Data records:
::::::::::

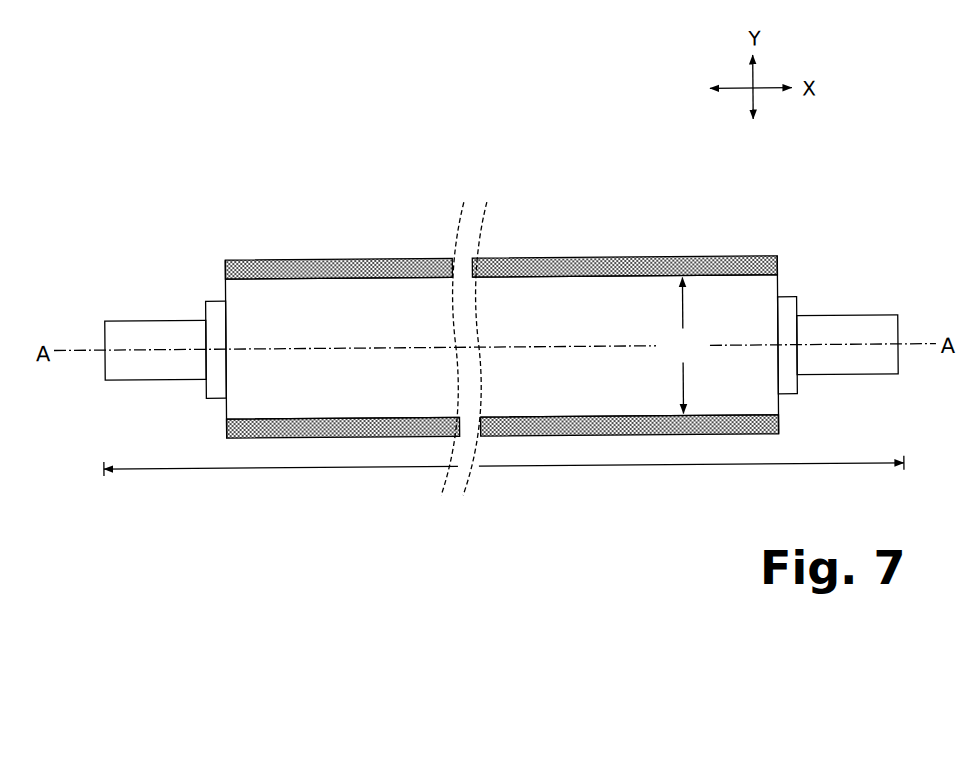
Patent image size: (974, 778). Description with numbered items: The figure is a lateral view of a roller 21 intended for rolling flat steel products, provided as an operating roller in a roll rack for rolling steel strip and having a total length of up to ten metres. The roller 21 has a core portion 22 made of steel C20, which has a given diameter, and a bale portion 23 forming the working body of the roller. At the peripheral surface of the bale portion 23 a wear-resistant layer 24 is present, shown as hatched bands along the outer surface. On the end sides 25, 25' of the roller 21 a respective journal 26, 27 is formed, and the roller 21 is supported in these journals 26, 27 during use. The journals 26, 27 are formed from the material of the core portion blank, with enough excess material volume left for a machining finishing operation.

The roller 21 is at (332, 208).
The core portion 22 is at (571, 328).
The bale portion 23 is at (606, 239).
The wear-resistant layer 24 is at (255, 265).
The end side 25 is at (203, 305).
The end side 25' is at (795, 301).
The journal 26 is at (152, 335).
The journal 27 is at (858, 335).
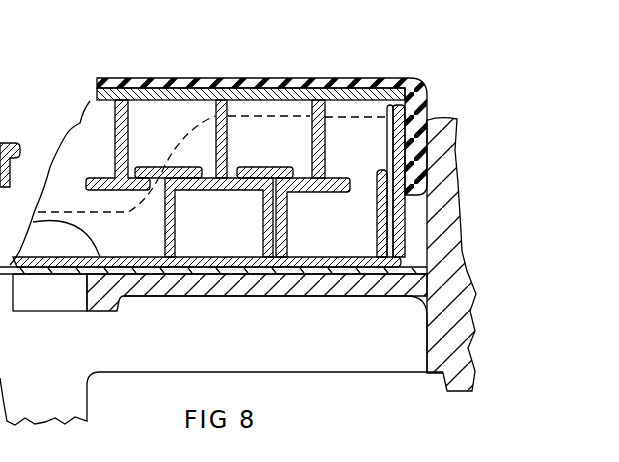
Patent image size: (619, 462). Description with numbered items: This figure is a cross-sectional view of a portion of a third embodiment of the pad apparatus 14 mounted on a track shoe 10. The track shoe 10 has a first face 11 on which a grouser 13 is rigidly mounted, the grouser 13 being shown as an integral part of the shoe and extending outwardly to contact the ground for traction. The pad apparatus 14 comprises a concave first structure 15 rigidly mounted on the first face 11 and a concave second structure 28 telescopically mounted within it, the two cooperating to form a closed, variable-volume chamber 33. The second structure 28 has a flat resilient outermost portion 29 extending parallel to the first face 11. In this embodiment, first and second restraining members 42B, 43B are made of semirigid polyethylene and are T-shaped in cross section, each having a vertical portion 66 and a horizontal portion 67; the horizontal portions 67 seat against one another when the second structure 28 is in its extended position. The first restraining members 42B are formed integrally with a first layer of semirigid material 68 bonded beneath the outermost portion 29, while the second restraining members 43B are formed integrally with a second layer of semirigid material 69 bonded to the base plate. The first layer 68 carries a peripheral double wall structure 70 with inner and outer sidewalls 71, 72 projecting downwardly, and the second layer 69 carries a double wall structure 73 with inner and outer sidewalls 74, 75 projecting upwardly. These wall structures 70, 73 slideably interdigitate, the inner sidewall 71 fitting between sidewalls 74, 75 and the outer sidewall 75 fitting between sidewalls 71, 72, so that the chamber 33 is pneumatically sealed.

The track shoe 10 is at (405, 383).
The first face 11 is at (296, 274).
The grouser 13 is at (456, 118).
The pad apparatus 14 is at (346, 65).
The first structure 15 is at (341, 284).
The second structure 28 is at (255, 68).
The outermost portion 29 is at (155, 78).
The variable-volume chamber 33 is at (73, 208).
The first restraining member 42B is at (236, 134).
The second restraining member 43B is at (184, 245).
The vertical portion 66 is at (305, 165).
The horizontal portion 67 is at (88, 178).
The first layer of semirigid material 68 is at (153, 100).
The second layer of semirigid material 69 is at (139, 257).
The double wall structure 70 is at (378, 130).
The inner sidewall 71 is at (390, 140).
The outer sidewall 72 is at (390, 156).
The double wall structure 73 is at (368, 245).
The inner sidewall 74 is at (380, 226).
The outer sidewall 75 is at (380, 198).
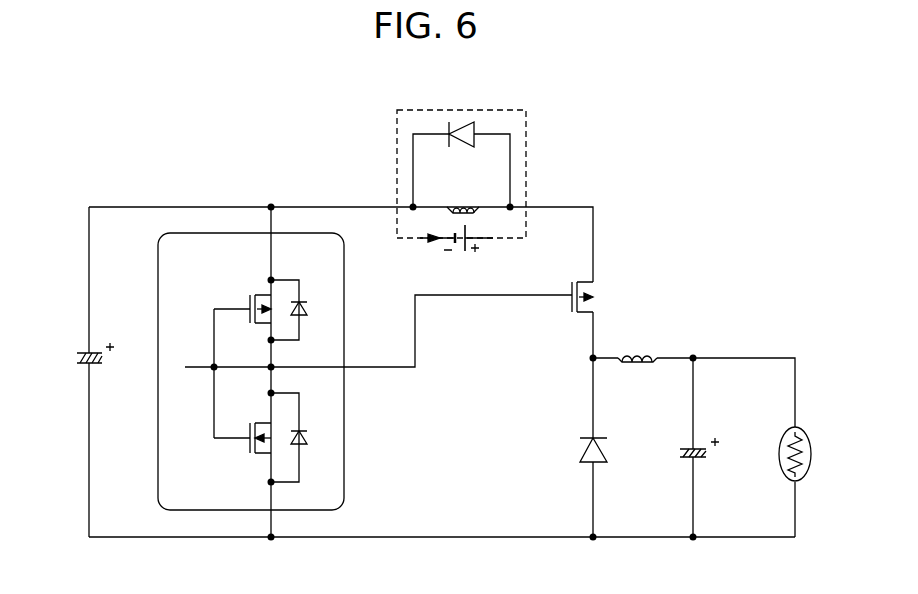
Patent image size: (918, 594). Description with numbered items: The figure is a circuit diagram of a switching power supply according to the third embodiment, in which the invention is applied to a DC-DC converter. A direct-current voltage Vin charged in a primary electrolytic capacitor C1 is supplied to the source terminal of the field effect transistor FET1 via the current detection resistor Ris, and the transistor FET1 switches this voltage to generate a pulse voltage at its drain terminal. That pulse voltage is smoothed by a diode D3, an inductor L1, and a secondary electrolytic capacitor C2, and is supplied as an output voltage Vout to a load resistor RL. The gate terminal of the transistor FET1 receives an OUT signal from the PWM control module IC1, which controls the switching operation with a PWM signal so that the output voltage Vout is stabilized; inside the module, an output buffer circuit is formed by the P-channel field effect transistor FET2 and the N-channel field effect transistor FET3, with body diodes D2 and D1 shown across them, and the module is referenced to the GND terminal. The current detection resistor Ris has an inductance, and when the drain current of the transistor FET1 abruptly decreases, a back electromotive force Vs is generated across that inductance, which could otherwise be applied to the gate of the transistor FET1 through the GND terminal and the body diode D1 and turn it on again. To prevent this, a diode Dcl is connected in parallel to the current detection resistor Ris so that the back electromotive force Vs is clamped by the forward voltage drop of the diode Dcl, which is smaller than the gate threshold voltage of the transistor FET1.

::::::::::

Rewrite the stretch from the start of the listing through the line "The journal 27 is at (858, 335).", putting "metal" in place of "steel" and changing nothing else. Leave the pictures out of your answer.

Patent image size: (974, 778). Description with numbered items: The figure is a lateral view of a roller 21 intended for rolling flat metal products, provided as an operating roller in a roll rack for rolling metal strip and having a total length of up to ten metres. The roller 21 has a core portion 22 made of metal C20, which has a given diameter, and a bale portion 23 forming the working body of the roller. At the peripheral surface of the bale portion 23 a wear-resistant layer 24 is present, shown as hatched bands along the outer surface. On the end sides 25, 25' of the roller 21 a respective journal 26, 27 is formed, and the roller 21 is supported in these journals 26, 27 during use. The journals 26, 27 are formed from the material of the core portion blank, with enough excess material volume left for a machining finishing operation.

The roller 21 is at (332, 208).
The core portion 22 is at (571, 328).
The bale portion 23 is at (606, 239).
The wear-resistant layer 24 is at (255, 265).
The end side 25 is at (203, 305).
The end side 25' is at (795, 301).
The journal 26 is at (152, 335).
The journal 27 is at (858, 335).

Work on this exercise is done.